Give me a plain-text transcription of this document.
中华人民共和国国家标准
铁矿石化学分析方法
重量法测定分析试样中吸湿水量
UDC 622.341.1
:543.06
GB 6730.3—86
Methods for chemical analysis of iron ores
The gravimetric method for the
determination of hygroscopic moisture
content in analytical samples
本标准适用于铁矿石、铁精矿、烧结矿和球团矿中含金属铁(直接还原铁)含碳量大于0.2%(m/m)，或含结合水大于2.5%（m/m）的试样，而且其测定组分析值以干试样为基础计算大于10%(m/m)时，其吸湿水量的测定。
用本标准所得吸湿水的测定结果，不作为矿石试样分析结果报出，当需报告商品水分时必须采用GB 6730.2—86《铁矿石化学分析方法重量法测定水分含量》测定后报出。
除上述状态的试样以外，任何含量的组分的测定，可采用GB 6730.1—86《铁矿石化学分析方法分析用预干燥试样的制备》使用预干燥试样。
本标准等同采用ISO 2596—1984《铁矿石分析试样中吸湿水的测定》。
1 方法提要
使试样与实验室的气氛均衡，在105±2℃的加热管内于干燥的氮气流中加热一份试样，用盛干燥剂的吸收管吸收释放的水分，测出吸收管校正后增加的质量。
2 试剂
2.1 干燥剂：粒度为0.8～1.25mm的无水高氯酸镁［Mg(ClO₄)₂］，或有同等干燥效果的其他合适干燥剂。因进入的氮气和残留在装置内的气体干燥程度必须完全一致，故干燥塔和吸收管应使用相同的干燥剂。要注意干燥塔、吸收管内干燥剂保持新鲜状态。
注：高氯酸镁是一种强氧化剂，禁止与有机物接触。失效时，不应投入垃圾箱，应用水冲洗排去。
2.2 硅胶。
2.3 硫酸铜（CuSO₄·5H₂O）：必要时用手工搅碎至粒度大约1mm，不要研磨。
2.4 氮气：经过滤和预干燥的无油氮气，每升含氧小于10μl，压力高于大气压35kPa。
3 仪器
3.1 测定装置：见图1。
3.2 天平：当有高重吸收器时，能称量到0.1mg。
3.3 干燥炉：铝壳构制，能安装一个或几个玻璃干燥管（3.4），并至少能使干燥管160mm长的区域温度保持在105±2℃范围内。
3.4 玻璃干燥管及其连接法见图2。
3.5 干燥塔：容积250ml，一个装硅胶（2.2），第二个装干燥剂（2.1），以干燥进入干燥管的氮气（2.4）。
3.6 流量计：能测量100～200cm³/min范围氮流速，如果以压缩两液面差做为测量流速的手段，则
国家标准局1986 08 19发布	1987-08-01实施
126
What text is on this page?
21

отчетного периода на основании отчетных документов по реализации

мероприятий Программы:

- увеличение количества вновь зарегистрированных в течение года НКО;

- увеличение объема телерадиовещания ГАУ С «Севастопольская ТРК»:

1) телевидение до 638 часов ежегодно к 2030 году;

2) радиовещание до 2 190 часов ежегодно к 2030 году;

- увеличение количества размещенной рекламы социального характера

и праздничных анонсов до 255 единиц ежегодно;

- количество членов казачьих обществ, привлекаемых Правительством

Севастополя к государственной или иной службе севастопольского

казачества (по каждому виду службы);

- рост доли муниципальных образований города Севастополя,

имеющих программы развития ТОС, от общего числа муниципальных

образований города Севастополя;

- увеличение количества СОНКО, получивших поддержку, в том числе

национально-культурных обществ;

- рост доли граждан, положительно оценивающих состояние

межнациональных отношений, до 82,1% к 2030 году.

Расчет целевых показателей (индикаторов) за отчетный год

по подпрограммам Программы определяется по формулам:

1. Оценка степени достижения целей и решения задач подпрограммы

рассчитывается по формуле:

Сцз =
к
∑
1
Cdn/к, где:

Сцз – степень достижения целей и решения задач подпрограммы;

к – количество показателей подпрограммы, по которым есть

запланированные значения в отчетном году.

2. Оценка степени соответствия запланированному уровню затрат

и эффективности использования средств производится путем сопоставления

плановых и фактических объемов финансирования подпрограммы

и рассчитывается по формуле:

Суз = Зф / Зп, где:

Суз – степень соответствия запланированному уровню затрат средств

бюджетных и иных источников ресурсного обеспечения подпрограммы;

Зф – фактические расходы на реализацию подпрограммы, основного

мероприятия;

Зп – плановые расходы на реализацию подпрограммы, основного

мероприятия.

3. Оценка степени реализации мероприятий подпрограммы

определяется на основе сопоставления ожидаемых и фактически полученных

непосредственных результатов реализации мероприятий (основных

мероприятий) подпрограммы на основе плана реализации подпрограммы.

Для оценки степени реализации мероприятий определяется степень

========================================================================

WRITTEN REQUEST: Copy the records above exactly.

REPLY TO THE EXERCISE:
Give me a plain-text transcription of this document.
中华人民共和国国家标准
铁矿石化学分析方法
重量法测定分析试样中吸湿水量
UDC 622.341.1
:543.06
GB 6730.3—86
Methods for chemical analysis of iron ores
The gravimetric method for the
determination of hygroscopic moisture
content in analytical samples
本标准适用于铁矿石、铁精矿、烧结矿和球团矿中含金属铁(直接还原铁)含碳量大于0.2%(m/m)，或含结合水大于2.5%（m/m）的试样，而且其测定组分析值以干试样为基础计算大于10%(m/m)时，其吸湿水量的测定。
用本标准所得吸湿水的测定结果，不作为矿石试样分析结果报出，当需报告商品水分时必须采用GB 6730.2—86《铁矿石化学分析方法重量法测定水分含量》测定后报出。
除上述状态的试样以外，任何含量的组分的测定，可采用GB 6730.1—86《铁矿石化学分析方法分析用预干燥试样的制备》使用预干燥试样。
本标准等同采用ISO 2596—1984《铁矿石分析试样中吸湿水的测定》。
1 方法提要
使试样与实验室的气氛均衡，在105±2℃的加热管内于干燥的氮气流中加热一份试样，用盛干燥剂的吸收管吸收释放的水分，测出吸收管校正后增加的质量。
2 试剂
2.1 干燥剂：粒度为0.8～1.25mm的无水高氯酸镁［Mg(ClO₄)₂］，或有同等干燥效果的其他合适干燥剂。因进入的氮气和残留在装置内的气体干燥程度必须完全一致，故干燥塔和吸收管应使用相同的干燥剂。要注意干燥塔、吸收管内干燥剂保持新鲜状态。
注：高氯酸镁是一种强氧化剂，禁止与有机物接触。失效时，不应投入垃圾箱，应用水冲洗排去。
2.2 硅胶。
2.3 硫酸铜（CuSO₄·5H₂O）：必要时用手工搅碎至粒度大约1mm，不要研磨。
2.4 氮气：经过滤和预干燥的无油氮气，每升含氧小于10μl，压力高于大气压35kPa。
3 仪器
3.1 测定装置：见图1。
3.2 天平：当有高重吸收器时，能称量到0.1mg。
3.3 干燥炉：铝壳构制，能安装一个或几个玻璃干燥管（3.4），并至少能使干燥管160mm长的区域温度保持在105±2℃范围内。
3.4 玻璃干燥管及其连接法见图2。
3.5 干燥塔：容积250ml，一个装硅胶（2.2），第二个装干燥剂（2.1），以干燥进入干燥管的氮气（2.4）。
3.6 流量计：能测量100～200cm³/min范围氮流速，如果以压缩两液面差做为测量流速的手段，则
国家标准局1986 08 19发布	1987-08-01实施
126
What text is on this page?
21

отчетного периода на основании отчетных документов по реализации

мероприятий Программы:

- увеличение количества вновь зарегистрированных в течение года НКО;

- увеличение объема телерадиовещания ГАУ С «Севастопольская ТРК»:

1) телевидение до 638 часов ежегодно к 2030 году;

2) радиовещание до 2 190 часов ежегодно к 2030 году;

- увеличение количества размещенной рекламы социального характера

и праздничных анонсов до 255 единиц ежегодно;

- количество членов казачьих обществ, привлекаемых Правительством

Севастополя к государственной или иной службе севастопольского

казачества (по каждому виду службы);

- рост доли муниципальных образований города Севастополя,

имеющих программы развития ТОС, от общего числа муниципальных

образований города Севастополя;

- увеличение количества СОНКО, получивших поддержку, в том числе

национально-культурных обществ;

- рост доли граждан, положительно оценивающих состояние

межнациональных отношений, до 82,1% к 2030 году.

Расчет целевых показателей (индикаторов) за отчетный год

по подпрограммам Программы определяется по формулам:

1. Оценка степени достижения целей и решения задач подпрограммы

рассчитывается по формуле:

Сцз =
к
∑
1
Cdn/к, где:

Сцз – степень достижения целей и решения задач подпрограммы;

к – количество показателей подпрограммы, по которым есть

запланированные значения в отчетном году.

2. Оценка степени соответствия запланированному уровню затрат

и эффективности использования средств производится путем сопоставления

плановых и фактических объемов финансирования подпрограммы

и рассчитывается по формуле:

Суз = Зф / Зп, где:

Суз – степень соответствия запланированному уровню затрат средств

бюджетных и иных источников ресурсного обеспечения подпрограммы;

Зф – фактические расходы на реализацию подпрограммы, основного

мероприятия;

Зп – плановые расходы на реализацию подпрограммы, основного

мероприятия.

3. Оценка степени реализации мероприятий подпрограммы

определяется на основе сопоставления ожидаемых и фактически полученных

непосредственных результатов реализации мероприятий (основных

мероприятий) подпрограммы на основе плана реализации подпрограммы.

Для оценки степени реализации мероприятий определяется степень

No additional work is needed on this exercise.